> **Exercise details**:
Quote every line below exactly as it reads.

> **Exercise input**:
==========

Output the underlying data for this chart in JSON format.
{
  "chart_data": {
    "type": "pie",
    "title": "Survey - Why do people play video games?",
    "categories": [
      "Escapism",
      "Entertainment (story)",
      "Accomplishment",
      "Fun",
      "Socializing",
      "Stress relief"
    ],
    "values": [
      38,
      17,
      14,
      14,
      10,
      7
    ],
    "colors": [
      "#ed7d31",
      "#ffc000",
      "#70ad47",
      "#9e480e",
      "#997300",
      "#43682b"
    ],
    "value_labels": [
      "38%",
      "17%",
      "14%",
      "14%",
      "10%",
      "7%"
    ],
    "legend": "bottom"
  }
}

==========

> **Problem solution**:
Output the underlying data for this chart in JSON format.
{
  "chart_data": {
    "type": "pie",
    "title": "Survey - Why do people play video games?",
    "categories": [
      "Escapism",
      "Entertainment (story)",
      "Accomplishment",
      "Fun",
      "Socializing",
      "Stress relief"
    ],
    "values": [
      38,
      17,
      14,
      14,
      10,
      7
    ],
    "colors": [
      "#ed7d31",
      "#ffc000",
      "#70ad47",
      "#9e480e",
      "#997300",
      "#43682b"
    ],
    "value_labels": [
      "38%",
      "17%",
      "14%",
      "14%",
      "10%",
      "7%"
    ],
    "legend": "bottom"
  }
}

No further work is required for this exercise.